Given task
Copy word for word the lines in the entries below, beginning with the line that contains "Patent image size: (577, 816)." and running through the line that contains "The focusing tube 105 is at (400, 378).", with both of those lines included.

====== Data entries ======

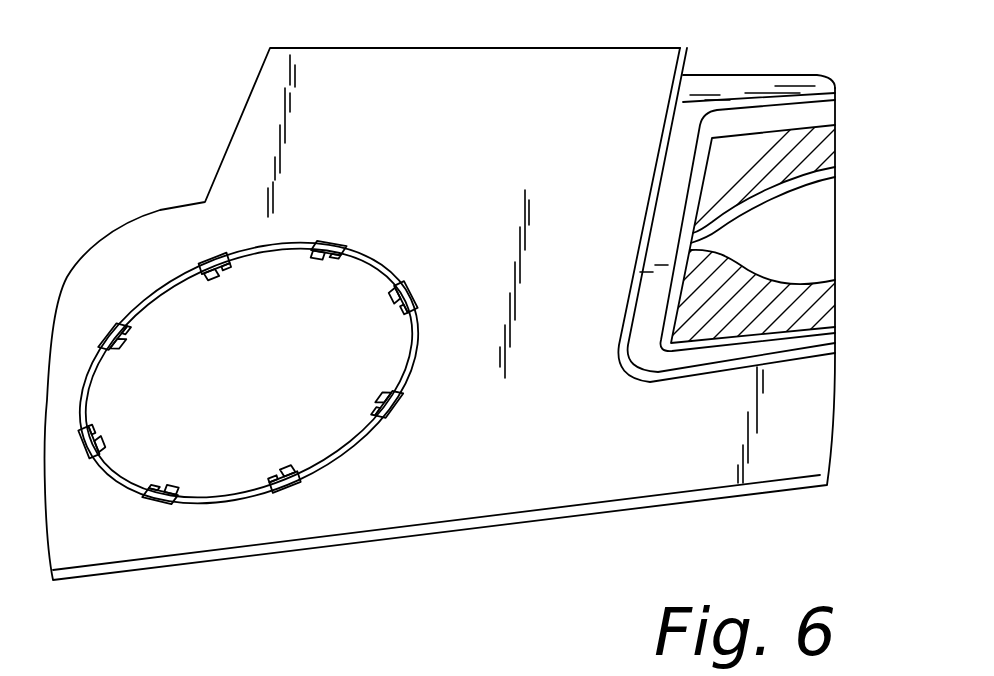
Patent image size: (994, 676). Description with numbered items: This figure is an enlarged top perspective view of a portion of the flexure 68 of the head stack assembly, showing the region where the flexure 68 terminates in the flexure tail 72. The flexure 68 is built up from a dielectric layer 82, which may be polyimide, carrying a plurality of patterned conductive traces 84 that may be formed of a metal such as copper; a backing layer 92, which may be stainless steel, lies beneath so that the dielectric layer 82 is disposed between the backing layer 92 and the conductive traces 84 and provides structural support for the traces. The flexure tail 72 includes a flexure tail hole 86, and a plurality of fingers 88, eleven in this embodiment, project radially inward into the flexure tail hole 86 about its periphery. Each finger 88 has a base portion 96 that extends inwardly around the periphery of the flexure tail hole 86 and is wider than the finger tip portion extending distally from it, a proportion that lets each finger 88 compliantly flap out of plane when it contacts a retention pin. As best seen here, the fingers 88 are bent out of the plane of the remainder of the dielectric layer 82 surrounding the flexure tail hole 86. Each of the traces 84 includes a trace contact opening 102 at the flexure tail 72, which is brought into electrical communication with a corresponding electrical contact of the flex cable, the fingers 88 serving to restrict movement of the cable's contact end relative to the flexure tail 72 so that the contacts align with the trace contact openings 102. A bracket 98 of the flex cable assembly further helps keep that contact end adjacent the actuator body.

The flexure 68 is at (182, 93).
The flexure tail 72 is at (229, 73).
The dielectric layer 82 is at (711, 80).
The conductive traces 84 is at (832, 148).
The flexure tail hole 86 is at (168, 318).
The fingers 88 is at (210, 252).
The backing layer 92 is at (546, 123).
The base portion 96 is at (220, 277).
The bracket 98 is at (222, 273).
The trace contact opening 102 is at (822, 213).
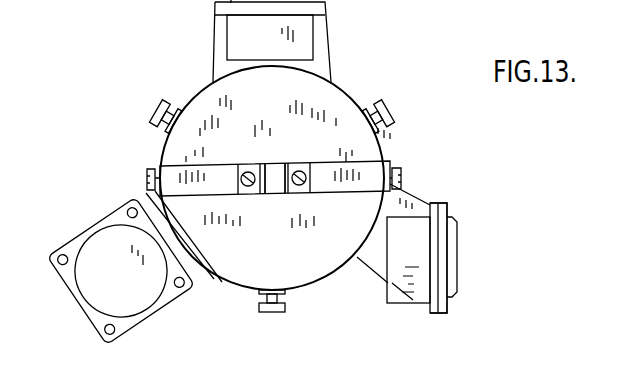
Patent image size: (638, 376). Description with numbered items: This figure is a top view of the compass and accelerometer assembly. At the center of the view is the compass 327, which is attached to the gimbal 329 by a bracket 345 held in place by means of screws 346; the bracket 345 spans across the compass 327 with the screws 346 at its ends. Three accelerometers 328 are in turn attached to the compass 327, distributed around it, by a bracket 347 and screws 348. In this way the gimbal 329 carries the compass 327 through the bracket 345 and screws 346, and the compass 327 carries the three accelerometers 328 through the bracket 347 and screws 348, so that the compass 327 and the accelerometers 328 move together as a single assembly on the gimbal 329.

The compass 327 is at (327, 100).
The accelerometers 328 is at (247, 25).
The gimbal 329 is at (283, 195).
The bracket 345 is at (222, 177).
The screws 346 is at (147, 171).
The bracket 347 is at (418, 205).
The screws 348 is at (284, 310).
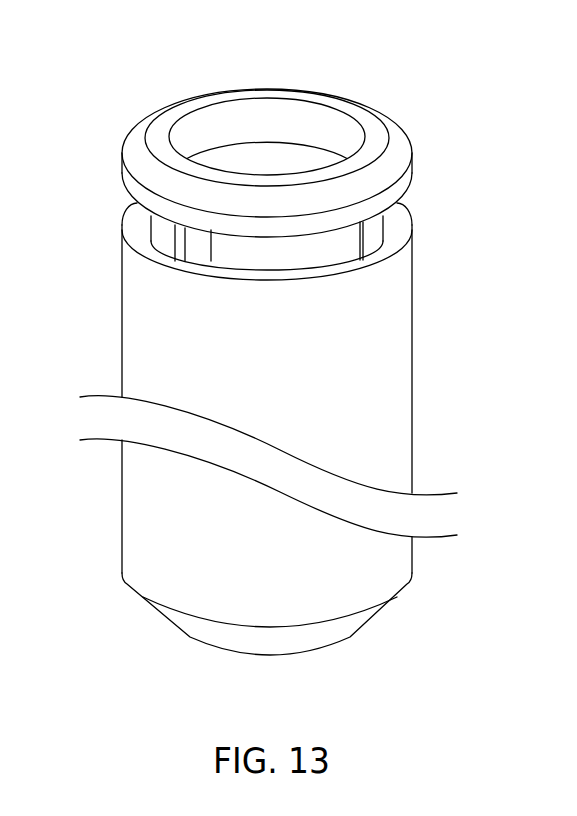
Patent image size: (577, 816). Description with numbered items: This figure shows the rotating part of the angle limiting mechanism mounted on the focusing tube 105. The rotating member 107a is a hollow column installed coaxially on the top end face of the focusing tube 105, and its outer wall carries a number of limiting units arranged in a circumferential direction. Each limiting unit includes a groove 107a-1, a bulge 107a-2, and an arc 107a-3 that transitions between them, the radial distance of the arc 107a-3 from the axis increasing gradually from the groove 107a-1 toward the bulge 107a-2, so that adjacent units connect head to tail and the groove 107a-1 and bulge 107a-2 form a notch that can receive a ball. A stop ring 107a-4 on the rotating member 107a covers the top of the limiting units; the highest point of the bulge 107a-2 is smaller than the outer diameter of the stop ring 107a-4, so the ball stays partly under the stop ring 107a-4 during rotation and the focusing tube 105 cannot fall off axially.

The rotating member 107a is at (252, 91).
The groove 107a-1 is at (198, 252).
The bulge 107a-2 is at (168, 241).
The arc 107a-3 is at (292, 253).
The stop ring 107a-4 is at (405, 200).
The focusing tube 105 is at (400, 378).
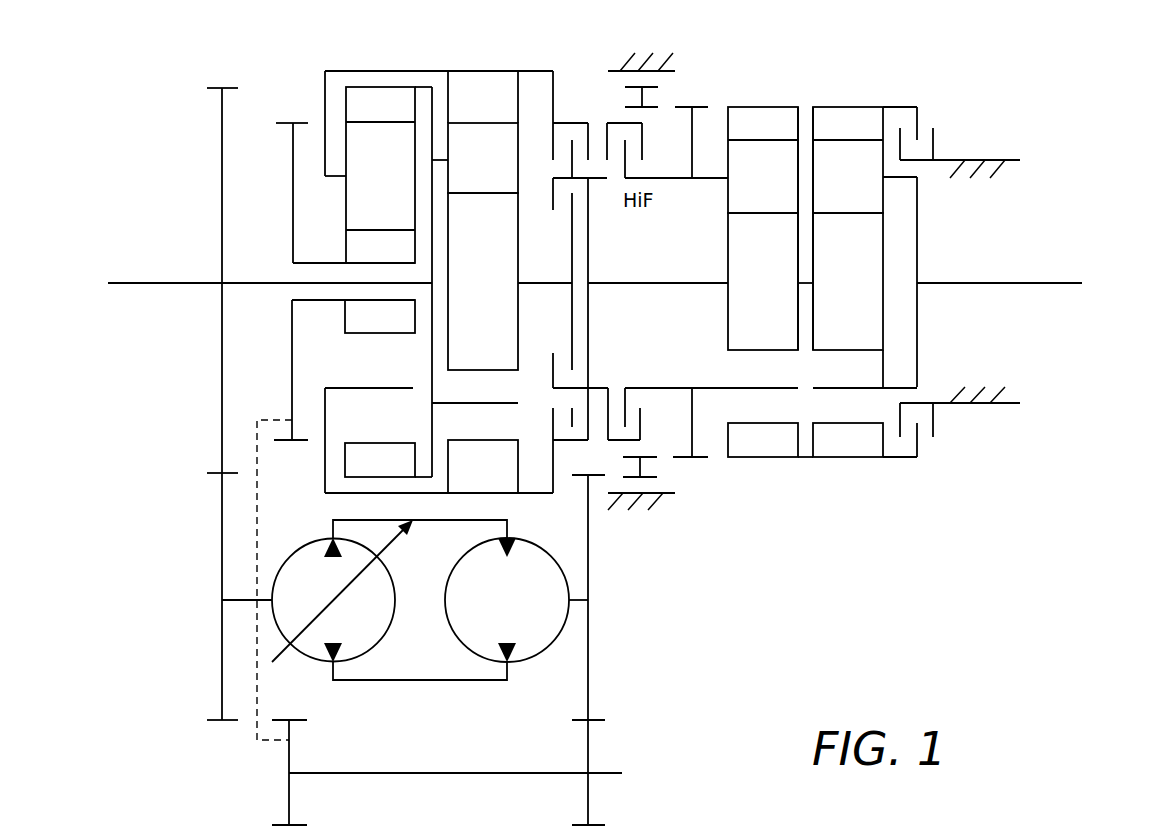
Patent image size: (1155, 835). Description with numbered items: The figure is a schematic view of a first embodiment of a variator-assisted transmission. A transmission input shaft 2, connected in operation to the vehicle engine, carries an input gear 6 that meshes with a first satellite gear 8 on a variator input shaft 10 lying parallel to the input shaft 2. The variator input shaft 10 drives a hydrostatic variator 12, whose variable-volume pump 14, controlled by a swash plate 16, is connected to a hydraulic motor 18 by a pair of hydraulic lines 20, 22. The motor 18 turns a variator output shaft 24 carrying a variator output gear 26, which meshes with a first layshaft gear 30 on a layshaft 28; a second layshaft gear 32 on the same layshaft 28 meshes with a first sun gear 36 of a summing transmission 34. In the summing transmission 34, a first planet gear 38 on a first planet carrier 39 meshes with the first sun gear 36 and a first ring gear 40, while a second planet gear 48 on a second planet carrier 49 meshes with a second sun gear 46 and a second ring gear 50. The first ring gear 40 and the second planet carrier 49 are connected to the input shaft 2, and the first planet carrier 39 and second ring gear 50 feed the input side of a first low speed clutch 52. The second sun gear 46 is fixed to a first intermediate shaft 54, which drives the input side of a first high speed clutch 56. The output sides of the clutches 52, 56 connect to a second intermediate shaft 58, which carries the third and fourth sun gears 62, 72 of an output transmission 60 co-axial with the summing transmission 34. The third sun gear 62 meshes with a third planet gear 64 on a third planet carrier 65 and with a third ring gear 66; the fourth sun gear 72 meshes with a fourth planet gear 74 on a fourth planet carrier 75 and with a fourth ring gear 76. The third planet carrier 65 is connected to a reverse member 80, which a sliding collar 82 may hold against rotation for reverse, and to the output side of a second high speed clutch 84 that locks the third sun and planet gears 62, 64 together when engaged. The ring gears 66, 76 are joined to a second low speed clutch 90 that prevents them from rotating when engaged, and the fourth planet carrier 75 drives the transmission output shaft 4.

The transmission input shaft 2 is at (143, 284).
The transmission output shaft 4 is at (1047, 284).
The input gear 6 is at (222, 170).
The first satellite gear 8 is at (222, 567).
The variator input shaft 10 is at (223, 607).
The variator 12 is at (411, 624).
The variable-volume pump 14 is at (307, 540).
The swash plate 16 is at (353, 582).
The hydraulic motor 18 is at (560, 565).
The hydraulic line 20 is at (438, 521).
The hydraulic line 22 is at (473, 682).
The variator output shaft 24 is at (578, 602).
The variator output gear 26 is at (588, 673).
The layshaft 28 is at (538, 774).
The first layshaft gear 30 is at (588, 797).
The second layshaft gear 32 is at (289, 797).
The summing transmission 34 is at (440, 58).
The first sun gear 36 is at (353, 335).
The first planet gear 38 is at (357, 137).
The first planet carrier 39 is at (340, 177).
The first ring gear 40 is at (400, 453).
The second sun gear 46 is at (470, 295).
The second planet gear 48 is at (470, 170).
The second planet carrier 49 is at (440, 160).
The second ring gear 50 is at (503, 82).
The first low speed clutch 52 is at (563, 125).
The first intermediate shaft 54 is at (547, 285).
The first high speed clutch 56 is at (578, 180).
The second intermediate shaft 58 is at (685, 281).
The output transmission 60 is at (804, 95).
The third sun gear 62 is at (737, 323).
The third planet gear 64 is at (750, 190).
The third planet carrier 65 is at (712, 177).
The third ring gear 66 is at (782, 450).
The fourth sun gear 72 is at (835, 293).
The fourth planet gear 74 is at (835, 190).
The fourth planet carrier 75 is at (910, 177).
The fourth ring gear 76 is at (870, 450).
The reverse member 80 is at (692, 437).
The sliding collar 82 is at (647, 97).
The second high speed clutch 84 is at (625, 402).
The second low speed clutch 90 is at (915, 107).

======

Finished task
Patent image size: (577, 816). Description with numbered items: This figure shows the rotating part of the angle limiting mechanism mounted on the focusing tube 105. The rotating member 107a is a hollow column installed coaxially on the top end face of the focusing tube 105, and its outer wall carries a number of limiting units arranged in a circumferential direction. Each limiting unit includes a groove 107a-1, a bulge 107a-2, and an arc 107a-3 that transitions between them, the radial distance of the arc 107a-3 from the axis increasing gradually from the groove 107a-1 toward the bulge 107a-2, so that adjacent units connect head to tail and the groove 107a-1 and bulge 107a-2 form a notch that can receive a ball. A stop ring 107a-4 on the rotating member 107a covers the top of the limiting units; the highest point of the bulge 107a-2 is smaller than the outer diameter of the stop ring 107a-4, so the ball stays partly under the stop ring 107a-4 during rotation and the focusing tube 105 cannot fall off axially.

The rotating member 107a is at (252, 91).
The groove 107a-1 is at (198, 252).
The bulge 107a-2 is at (168, 241).
The arc 107a-3 is at (292, 253).
The stop ring 107a-4 is at (405, 200).
The focusing tube 105 is at (400, 378).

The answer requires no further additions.